◆ Défi ◆
Extrayez à l'identique, dans l'extrait sur l'enclos d'Acoua, le passage qui s'ouvre sur les mots contenant « Des parallèles avec » et se clôt sur « enduit de chaux. ».
======== Extrait du document
Trois phases de construction successives ont été identifiées: la plus ancienne, construite entre 1100 et 1200 (selon le mobilier associé), présente un appareil régulier composé de moellons de basalte disposés selon des assises régulières. Le niveau de sol de cette première porte est particulièrement soigné, il s’agit d’un pavage réalisé à partir de grandes dalles basaltiques. Le passage de la porte est alors très étroit (environ un mètre), ce qui, dans l’optique d’un enclos pastoral, assurait que les zébus ne puissent sortir de l’enclos qu’un à un, ce qui limitait les possibilités de vol de troupeau. Un niveau incendié indique une destruction violente de cette première porte vers 1250-1350. Ce premier édifice atteste de la parfaite maîtrise des techniques de construction des maçons de cette époque. On ne retrouve plus lors des phases de construction ultérieures cette qualité architecturale.
Des parallèles avec les sites swahilis et malgaches contemporains sont observés: à Madagascar par exemple, le site de Mahilaka possède des enceintes maçonnées avec un parement similaire à celui de l’enclos d’Acoua (Radimilahy 1998). Globalement, les édifices maçonnés d’Afrique de l’Est présentent entre le Xe et XIIIe siècle des assises régulières, employant à la côte swahili des moellons de corail taillé (porites), ou des blocs réguliers de basalte à Madagascar ou comme ici à Acoua. Après le XIIIe siècle, les maçons réalisent des parements irréguliers, généralement recouvert d’un enduit de chaux.
================
======== Extraits d'enregistrements
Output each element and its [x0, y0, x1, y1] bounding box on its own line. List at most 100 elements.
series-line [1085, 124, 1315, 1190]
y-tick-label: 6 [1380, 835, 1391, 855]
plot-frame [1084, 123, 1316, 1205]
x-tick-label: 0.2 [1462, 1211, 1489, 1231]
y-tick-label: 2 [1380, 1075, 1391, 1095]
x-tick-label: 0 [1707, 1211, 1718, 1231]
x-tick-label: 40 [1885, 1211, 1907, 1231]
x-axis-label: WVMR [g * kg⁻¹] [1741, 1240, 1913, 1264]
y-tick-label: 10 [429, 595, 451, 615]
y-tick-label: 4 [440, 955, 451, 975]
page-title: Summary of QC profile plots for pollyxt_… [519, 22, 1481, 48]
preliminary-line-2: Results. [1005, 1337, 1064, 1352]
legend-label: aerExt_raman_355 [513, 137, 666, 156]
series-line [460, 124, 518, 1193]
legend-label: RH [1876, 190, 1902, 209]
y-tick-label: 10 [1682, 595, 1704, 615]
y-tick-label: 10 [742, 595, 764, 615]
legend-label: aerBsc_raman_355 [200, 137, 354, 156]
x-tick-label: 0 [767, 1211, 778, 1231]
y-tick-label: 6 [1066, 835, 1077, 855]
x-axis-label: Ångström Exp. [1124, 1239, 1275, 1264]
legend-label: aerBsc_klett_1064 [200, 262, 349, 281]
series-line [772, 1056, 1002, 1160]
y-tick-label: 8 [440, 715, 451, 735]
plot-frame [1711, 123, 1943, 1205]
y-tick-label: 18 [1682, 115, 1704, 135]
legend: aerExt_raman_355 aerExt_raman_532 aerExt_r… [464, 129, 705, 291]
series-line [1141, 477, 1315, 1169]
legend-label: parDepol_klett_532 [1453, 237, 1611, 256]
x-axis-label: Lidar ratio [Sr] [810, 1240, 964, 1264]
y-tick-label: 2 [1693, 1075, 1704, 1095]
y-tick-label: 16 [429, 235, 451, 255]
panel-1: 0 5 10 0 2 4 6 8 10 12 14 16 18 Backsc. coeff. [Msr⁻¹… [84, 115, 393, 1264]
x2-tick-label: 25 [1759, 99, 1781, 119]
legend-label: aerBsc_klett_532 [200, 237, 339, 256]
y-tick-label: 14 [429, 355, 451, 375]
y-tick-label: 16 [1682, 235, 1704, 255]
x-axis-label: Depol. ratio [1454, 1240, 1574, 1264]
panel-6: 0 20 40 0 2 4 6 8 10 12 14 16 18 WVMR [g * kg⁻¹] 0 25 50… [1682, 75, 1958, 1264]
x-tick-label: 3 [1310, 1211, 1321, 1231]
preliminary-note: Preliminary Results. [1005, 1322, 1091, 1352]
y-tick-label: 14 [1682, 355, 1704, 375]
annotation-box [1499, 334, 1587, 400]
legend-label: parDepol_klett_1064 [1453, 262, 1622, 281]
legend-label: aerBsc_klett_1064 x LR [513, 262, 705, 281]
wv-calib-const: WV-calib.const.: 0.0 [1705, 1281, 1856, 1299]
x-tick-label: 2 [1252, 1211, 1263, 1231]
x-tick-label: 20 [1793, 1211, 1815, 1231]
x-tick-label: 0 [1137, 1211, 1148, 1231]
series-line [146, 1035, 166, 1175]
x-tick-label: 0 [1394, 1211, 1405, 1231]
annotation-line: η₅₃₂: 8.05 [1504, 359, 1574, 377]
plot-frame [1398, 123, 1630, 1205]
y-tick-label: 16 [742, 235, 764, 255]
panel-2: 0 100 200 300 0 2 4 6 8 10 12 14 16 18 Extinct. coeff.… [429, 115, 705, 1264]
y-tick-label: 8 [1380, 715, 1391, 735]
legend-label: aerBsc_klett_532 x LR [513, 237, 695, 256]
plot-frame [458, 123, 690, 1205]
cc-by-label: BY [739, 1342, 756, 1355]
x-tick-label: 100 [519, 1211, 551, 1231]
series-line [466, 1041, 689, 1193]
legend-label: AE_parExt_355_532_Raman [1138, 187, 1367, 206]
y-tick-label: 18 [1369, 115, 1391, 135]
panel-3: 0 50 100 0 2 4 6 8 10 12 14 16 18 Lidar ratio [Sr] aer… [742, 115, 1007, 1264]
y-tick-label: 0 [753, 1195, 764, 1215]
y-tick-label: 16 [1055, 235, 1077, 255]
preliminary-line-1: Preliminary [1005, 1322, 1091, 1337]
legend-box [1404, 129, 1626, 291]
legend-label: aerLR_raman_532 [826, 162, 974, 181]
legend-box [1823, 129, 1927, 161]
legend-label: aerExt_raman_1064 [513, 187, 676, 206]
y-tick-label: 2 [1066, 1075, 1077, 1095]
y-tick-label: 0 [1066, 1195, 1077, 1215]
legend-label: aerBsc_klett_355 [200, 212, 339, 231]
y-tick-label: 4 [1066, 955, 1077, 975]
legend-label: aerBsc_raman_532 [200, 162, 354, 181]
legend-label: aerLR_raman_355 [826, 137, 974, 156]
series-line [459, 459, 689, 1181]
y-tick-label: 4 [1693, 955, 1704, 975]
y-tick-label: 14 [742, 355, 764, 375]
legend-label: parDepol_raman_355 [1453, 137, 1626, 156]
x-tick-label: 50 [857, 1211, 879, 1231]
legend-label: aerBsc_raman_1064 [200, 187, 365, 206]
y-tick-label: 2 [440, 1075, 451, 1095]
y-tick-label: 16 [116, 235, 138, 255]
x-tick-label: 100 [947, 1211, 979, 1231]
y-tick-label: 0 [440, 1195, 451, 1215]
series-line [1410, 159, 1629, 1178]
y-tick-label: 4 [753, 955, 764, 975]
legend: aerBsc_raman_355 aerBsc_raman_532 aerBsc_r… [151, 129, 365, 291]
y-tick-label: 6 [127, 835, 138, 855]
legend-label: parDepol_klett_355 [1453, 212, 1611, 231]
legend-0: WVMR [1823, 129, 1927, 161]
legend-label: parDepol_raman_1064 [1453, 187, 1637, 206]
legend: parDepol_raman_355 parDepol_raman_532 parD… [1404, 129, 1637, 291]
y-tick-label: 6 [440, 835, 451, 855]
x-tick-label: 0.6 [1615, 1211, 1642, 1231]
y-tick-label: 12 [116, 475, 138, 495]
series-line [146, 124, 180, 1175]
================
◆ Sortie complète ◆
Des parallèles avec les sites swahilis et malgaches contemporains sont observés: à Madagascar par exemple, le site de Mahilaka possède des enceintes maçonnées avec un parement similaire à celui de l’enclos d’Acoua (Radimilahy 1998). Globalement, les édifices maçonnés d’Afrique de l’Est présentent entre le Xe et XIIIe siècle des assises régulières, employant à la côte swahili des moellons de corail taillé (porites), ou des blocs réguliers de basalte à Madagascar ou comme ici à Acoua. Après le XIIIe siècle, les maçons réalisent des parements irréguliers, généralement recouvert d’un enduit de chaux.